[Dataset records on visual material]
= = = = =

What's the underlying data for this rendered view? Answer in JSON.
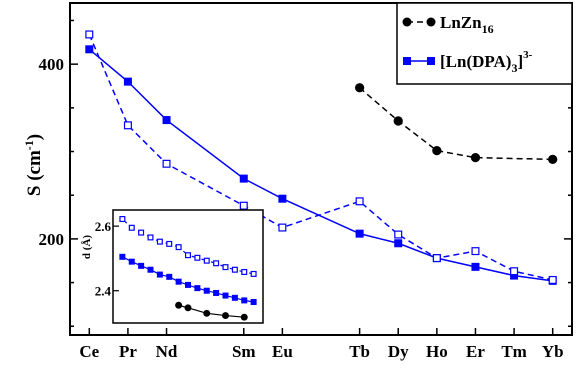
{
  "chart_data": [
    {
      "type": "line",
      "ylabel": {
        "main": "S (cm",
        "sup": "-1",
        "close": ")"
      },
      "xlabel": "",
      "categories": [
        "Ce",
        "Pr",
        "Nd",
        "Sm",
        "Eu",
        "Tb",
        "Dy",
        "Ho",
        "Er",
        "Tm",
        "Yb"
      ],
      "x": [
        0,
        1,
        2,
        4,
        5,
        7,
        8,
        9,
        10,
        11,
        12
      ],
      "xlim": [
        -0.5,
        12.5
      ],
      "ylim": [
        90,
        470
      ],
      "yticks": [
        200,
        400
      ],
      "grid": false,
      "legend_position": "top-right",
      "legend": [
        {
          "base": "LnZn",
          "sub": "16",
          "after": "",
          "sup": ""
        },
        {
          "base": "[Ln(DPA)",
          "sub": "3",
          "after": "]",
          "sup": "3-"
        }
      ],
      "series": [
        {
          "key": "lnzn16",
          "style": "dashed",
          "marker": "circle-filled",
          "color": "#000000",
          "points": [
            [
              7,
              373
            ],
            [
              8,
              335
            ],
            [
              9,
              301
            ],
            [
              10,
              293
            ],
            [
              12,
              291
            ]
          ]
        },
        {
          "key": "dpa_solid",
          "style": "solid",
          "marker": "square-filled",
          "color": "#0000ff",
          "points": [
            [
              0,
              417
            ],
            [
              1,
              380
            ],
            [
              2,
              336
            ],
            [
              4,
              269
            ],
            [
              5,
              246
            ],
            [
              7,
              206
            ],
            [
              8,
              195
            ],
            [
              9,
              178
            ],
            [
              10,
              168
            ],
            [
              11,
              158
            ],
            [
              12,
              152
            ]
          ]
        },
        {
          "key": "dpa_dashed",
          "style": "dashed",
          "marker": "square-open",
          "color": "#0000ff",
          "points": [
            [
              0,
              434
            ],
            [
              1,
              330
            ],
            [
              2,
              286
            ],
            [
              4,
              238
            ],
            [
              5,
              213
            ],
            [
              7,
              243
            ],
            [
              8,
              205
            ],
            [
              9,
              178
            ],
            [
              10,
              186
            ],
            [
              11,
              163
            ],
            [
              12,
              153
            ]
          ]
        }
      ]
    },
    {
      "type": "line",
      "ylabel": "d (Å)",
      "ylim": [
        2.3,
        2.65
      ],
      "xlim": [
        0,
        16
      ],
      "yticks": [
        2.4,
        2.6
      ],
      "yticklabels": [
        "2.4",
        "2.6"
      ],
      "series": [
        {
          "key": "inset_open",
          "style": "dashed",
          "marker": "square-open",
          "color": "#0000ff",
          "points": [
            [
              1,
              2.622
            ],
            [
              2,
              2.595
            ],
            [
              3,
              2.58
            ],
            [
              4,
              2.565
            ],
            [
              5,
              2.552
            ],
            [
              6,
              2.545
            ],
            [
              7,
              2.535
            ],
            [
              8,
              2.51
            ],
            [
              9,
              2.502
            ],
            [
              10,
              2.493
            ],
            [
              11,
              2.485
            ],
            [
              12,
              2.473
            ],
            [
              13,
              2.465
            ],
            [
              14,
              2.458
            ],
            [
              15,
              2.452
            ]
          ]
        },
        {
          "key": "inset_filled",
          "style": "solid",
          "marker": "square-filled",
          "color": "#0000ff",
          "points": [
            [
              1,
              2.505
            ],
            [
              2,
              2.49
            ],
            [
              3,
              2.477
            ],
            [
              4,
              2.465
            ],
            [
              5,
              2.45
            ],
            [
              6,
              2.443
            ],
            [
              7,
              2.428
            ],
            [
              8,
              2.418
            ],
            [
              9,
              2.408
            ],
            [
              10,
              2.4
            ],
            [
              11,
              2.393
            ],
            [
              12,
              2.385
            ],
            [
              13,
              2.378
            ],
            [
              14,
              2.37
            ],
            [
              15,
              2.365
            ]
          ]
        },
        {
          "key": "inset_black",
          "style": "solid",
          "marker": "circle-filled",
          "color": "#000000",
          "points": [
            [
              7,
              2.355
            ],
            [
              8,
              2.347
            ],
            [
              10,
              2.33
            ],
            [
              12,
              2.323
            ],
            [
              14,
              2.318
            ]
          ]
        }
      ]
    }
  ]
}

= = = = =

[YOUR OBJECTIVE]
Pictures appear in the records above. Output everything except them, exactly.

[WRITTEN ANSWER]
What's the underlying data for this rendered view? Answer in JSON.
{
  "chart_data": [
    {
      "type": "line",
      "ylabel": {
        "main": "S (cm",
        "sup": "-1",
        "close": ")"
      },
      "xlabel": "",
      "categories": [
        "Ce",
        "Pr",
        "Nd",
        "Sm",
        "Eu",
        "Tb",
        "Dy",
        "Ho",
        "Er",
        "Tm",
        "Yb"
      ],
      "x": [
        0,
        1,
        2,
        4,
        5,
        7,
        8,
        9,
        10,
        11,
        12
      ],
      "xlim": [
        -0.5,
        12.5
      ],
      "ylim": [
        90,
        470
      ],
      "yticks": [
        200,
        400
      ],
      "grid": false,
      "legend_position": "top-right",
      "legend": [
        {
          "base": "LnZn",
          "sub": "16",
          "after": "",
          "sup": ""
        },
        {
          "base": "[Ln(DPA)",
          "sub": "3",
          "after": "]",
          "sup": "3-"
        }
      ],
      "series": [
        {
          "key": "lnzn16",
          "style": "dashed",
          "marker": "circle-filled",
          "color": "#000000",
          "points": [
            [
              7,
              373
            ],
            [
              8,
              335
            ],
            [
              9,
              301
            ],
            [
              10,
              293
            ],
            [
              12,
              291
            ]
          ]
        },
        {
          "key": "dpa_solid",
          "style": "solid",
          "marker": "square-filled",
          "color": "#0000ff",
          "points": [
            [
              0,
              417
            ],
            [
              1,
              380
            ],
            [
              2,
              336
            ],
            [
              4,
              269
            ],
            [
              5,
              246
            ],
            [
              7,
              206
            ],
            [
              8,
              195
            ],
            [
              9,
              178
            ],
            [
              10,
              168
            ],
            [
              11,
              158
            ],
            [
              12,
              152
            ]
          ]
        },
        {
          "key": "dpa_dashed",
          "style": "dashed",
          "marker": "square-open",
          "color": "#0000ff",
          "points": [
            [
              0,
              434
            ],
            [
              1,
              330
            ],
            [
              2,
              286
            ],
            [
              4,
              238
            ],
            [
              5,
              213
            ],
            [
              7,
              243
            ],
            [
              8,
              205
            ],
            [
              9,
              178
            ],
            [
              10,
              186
            ],
            [
              11,
              163
            ],
            [
              12,
              153
            ]
          ]
        }
      ]
    },
    {
      "type": "line",
      "ylabel": "d (Å)",
      "ylim": [
        2.3,
        2.65
      ],
      "xlim": [
        0,
        16
      ],
      "yticks": [
        2.4,
        2.6
      ],
      "yticklabels": [
        "2.4",
        "2.6"
      ],
      "series": [
        {
          "key": "inset_open",
          "style": "dashed",
          "marker": "square-open",
          "color": "#0000ff",
          "points": [
            [
              1,
              2.622
            ],
            [
              2,
              2.595
            ],
            [
              3,
              2.58
            ],
            [
              4,
              2.565
            ],
            [
              5,
              2.552
            ],
            [
              6,
              2.545
            ],
            [
              7,
              2.535
            ],
            [
              8,
              2.51
            ],
            [
              9,
              2.502
            ],
            [
              10,
              2.493
            ],
            [
              11,
              2.485
            ],
            [
              12,
              2.473
            ],
            [
              13,
              2.465
            ],
            [
              14,
              2.458
            ],
            [
              15,
              2.452
            ]
          ]
        },
        {
          "key": "inset_filled",
          "style": "solid",
          "marker": "square-filled",
          "color": "#0000ff",
          "points": [
            [
              1,
              2.505
            ],
            [
              2,
              2.49
            ],
            [
              3,
              2.477
            ],
            [
              4,
              2.465
            ],
            [
              5,
              2.45
            ],
            [
              6,
              2.443
            ],
            [
              7,
              2.428
            ],
            [
              8,
              2.418
            ],
            [
              9,
              2.408
            ],
            [
              10,
              2.4
            ],
            [
              11,
              2.393
            ],
            [
              12,
              2.385
            ],
            [
              13,
              2.378
            ],
            [
              14,
              2.37
            ],
            [
              15,
              2.365
            ]
          ]
        },
        {
          "key": "inset_black",
          "style": "solid",
          "marker": "circle-filled",
          "color": "#000000",
          "points": [
            [
              7,
              2.355
            ],
            [
              8,
              2.347
            ],
            [
              10,
              2.33
            ],
            [
              12,
              2.323
            ],
            [
              14,
              2.318
            ]
          ]
        }
      ]
    }
  ]
}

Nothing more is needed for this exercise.